_Records for this task_
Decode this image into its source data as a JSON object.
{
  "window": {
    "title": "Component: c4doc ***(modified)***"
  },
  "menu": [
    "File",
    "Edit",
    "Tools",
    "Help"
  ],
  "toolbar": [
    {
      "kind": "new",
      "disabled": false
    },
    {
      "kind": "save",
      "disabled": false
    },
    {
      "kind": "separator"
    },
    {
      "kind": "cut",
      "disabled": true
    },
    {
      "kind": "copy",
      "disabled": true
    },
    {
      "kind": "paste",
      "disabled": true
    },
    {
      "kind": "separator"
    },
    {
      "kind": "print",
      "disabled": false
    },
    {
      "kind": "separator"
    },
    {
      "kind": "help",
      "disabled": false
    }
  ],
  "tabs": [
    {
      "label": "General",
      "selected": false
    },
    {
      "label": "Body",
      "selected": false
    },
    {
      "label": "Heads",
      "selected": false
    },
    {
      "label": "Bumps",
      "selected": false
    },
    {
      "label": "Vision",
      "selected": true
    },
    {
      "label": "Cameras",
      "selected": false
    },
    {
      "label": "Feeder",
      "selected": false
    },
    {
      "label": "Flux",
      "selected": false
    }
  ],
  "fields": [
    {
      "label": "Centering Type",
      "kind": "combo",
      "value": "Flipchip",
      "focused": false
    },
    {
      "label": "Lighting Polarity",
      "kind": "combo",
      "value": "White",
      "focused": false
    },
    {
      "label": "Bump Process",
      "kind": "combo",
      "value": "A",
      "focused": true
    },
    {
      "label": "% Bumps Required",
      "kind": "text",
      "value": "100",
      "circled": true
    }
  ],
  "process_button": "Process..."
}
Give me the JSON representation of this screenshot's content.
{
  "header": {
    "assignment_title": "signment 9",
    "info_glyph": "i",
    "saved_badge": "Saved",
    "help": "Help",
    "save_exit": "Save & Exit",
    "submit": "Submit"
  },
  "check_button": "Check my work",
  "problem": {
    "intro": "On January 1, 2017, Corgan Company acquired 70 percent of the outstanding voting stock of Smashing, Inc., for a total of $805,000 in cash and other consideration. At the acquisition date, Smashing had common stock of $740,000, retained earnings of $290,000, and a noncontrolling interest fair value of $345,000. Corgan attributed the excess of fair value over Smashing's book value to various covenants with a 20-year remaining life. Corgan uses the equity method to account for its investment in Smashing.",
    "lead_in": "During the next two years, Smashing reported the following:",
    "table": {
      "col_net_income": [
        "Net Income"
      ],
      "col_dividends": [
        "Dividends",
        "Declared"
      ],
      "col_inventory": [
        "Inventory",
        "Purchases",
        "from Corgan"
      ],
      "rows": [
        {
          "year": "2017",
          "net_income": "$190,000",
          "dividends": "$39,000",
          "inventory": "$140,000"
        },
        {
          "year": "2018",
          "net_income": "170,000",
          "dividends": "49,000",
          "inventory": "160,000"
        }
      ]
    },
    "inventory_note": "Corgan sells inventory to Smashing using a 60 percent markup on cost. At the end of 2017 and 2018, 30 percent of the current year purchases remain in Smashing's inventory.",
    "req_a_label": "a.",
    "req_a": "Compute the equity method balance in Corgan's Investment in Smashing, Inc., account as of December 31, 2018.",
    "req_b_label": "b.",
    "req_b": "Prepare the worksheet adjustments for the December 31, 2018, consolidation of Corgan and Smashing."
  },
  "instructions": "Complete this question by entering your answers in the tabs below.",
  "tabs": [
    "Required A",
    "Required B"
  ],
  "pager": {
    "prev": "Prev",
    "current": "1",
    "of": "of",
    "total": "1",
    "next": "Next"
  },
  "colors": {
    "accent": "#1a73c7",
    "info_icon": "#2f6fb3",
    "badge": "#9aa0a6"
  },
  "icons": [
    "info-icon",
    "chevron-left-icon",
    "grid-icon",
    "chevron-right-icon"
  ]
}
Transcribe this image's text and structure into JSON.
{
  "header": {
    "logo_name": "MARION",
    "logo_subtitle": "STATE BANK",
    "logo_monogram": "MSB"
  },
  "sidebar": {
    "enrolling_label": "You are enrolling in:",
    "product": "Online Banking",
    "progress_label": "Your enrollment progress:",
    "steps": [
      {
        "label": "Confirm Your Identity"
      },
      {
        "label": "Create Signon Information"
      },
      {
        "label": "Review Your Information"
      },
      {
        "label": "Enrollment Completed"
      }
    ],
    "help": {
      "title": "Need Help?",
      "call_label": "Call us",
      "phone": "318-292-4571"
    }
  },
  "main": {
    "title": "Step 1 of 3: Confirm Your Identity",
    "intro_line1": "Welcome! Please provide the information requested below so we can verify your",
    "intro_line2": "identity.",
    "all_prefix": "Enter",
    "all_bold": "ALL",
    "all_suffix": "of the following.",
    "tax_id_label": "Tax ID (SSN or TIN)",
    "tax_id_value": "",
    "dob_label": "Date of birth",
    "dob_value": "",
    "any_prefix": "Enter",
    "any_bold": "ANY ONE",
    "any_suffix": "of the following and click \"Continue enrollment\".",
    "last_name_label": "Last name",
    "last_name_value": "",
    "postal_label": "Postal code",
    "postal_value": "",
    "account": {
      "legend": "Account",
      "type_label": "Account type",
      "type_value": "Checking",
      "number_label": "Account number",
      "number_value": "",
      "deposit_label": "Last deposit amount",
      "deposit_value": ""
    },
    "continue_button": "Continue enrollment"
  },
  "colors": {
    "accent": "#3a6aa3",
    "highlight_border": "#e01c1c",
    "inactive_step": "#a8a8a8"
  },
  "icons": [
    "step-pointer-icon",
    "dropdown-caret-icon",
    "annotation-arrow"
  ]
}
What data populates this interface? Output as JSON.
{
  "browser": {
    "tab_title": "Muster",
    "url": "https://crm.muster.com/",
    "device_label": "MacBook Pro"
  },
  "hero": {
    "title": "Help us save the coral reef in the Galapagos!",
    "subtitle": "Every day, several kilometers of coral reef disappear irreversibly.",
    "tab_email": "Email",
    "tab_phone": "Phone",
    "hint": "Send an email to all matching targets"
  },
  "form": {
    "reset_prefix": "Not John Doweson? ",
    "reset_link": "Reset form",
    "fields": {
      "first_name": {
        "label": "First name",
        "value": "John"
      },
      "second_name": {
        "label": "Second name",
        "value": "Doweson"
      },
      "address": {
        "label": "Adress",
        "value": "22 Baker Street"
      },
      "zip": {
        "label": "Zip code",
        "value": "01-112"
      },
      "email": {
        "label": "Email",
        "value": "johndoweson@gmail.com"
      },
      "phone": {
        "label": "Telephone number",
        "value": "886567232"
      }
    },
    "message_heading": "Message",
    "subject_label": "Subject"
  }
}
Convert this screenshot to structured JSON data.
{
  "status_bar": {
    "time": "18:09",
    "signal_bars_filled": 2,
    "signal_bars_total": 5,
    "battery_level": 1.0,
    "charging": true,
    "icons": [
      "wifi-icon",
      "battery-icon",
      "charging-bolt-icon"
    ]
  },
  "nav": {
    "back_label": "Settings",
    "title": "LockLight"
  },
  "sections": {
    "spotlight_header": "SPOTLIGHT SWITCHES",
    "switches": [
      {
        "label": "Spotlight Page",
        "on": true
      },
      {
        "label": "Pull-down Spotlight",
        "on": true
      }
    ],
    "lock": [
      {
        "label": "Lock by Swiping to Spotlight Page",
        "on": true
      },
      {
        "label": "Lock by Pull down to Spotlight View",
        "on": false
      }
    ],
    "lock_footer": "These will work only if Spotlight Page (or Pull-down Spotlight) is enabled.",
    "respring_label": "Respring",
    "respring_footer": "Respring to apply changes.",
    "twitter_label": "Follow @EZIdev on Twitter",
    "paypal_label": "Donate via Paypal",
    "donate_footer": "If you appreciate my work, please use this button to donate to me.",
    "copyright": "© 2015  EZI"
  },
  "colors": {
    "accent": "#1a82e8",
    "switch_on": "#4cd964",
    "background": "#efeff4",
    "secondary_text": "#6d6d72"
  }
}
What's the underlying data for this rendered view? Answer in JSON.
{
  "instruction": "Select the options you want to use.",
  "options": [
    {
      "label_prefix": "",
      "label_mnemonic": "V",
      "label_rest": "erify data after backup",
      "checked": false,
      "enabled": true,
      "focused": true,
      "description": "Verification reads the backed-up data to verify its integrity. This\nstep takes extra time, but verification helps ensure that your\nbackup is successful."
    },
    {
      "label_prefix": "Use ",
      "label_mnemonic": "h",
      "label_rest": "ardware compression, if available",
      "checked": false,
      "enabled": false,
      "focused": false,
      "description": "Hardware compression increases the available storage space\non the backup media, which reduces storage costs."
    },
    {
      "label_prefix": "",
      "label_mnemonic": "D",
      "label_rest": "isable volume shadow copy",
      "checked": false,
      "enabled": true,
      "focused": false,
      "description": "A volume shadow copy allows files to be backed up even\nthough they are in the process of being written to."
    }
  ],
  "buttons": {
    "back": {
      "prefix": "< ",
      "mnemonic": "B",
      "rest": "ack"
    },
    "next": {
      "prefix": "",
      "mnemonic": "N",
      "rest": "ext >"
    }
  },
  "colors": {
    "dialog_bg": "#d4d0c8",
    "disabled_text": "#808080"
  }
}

_What you are asked to do_
Read through the data and copy every line where "following" shows up.

_Written answer_
    "lead_in": "During the next two years, Smashing reported the following:",
    "all_suffix": "of the following.",
    "any_suffix": "of the following and click \"Continue enrollment\".",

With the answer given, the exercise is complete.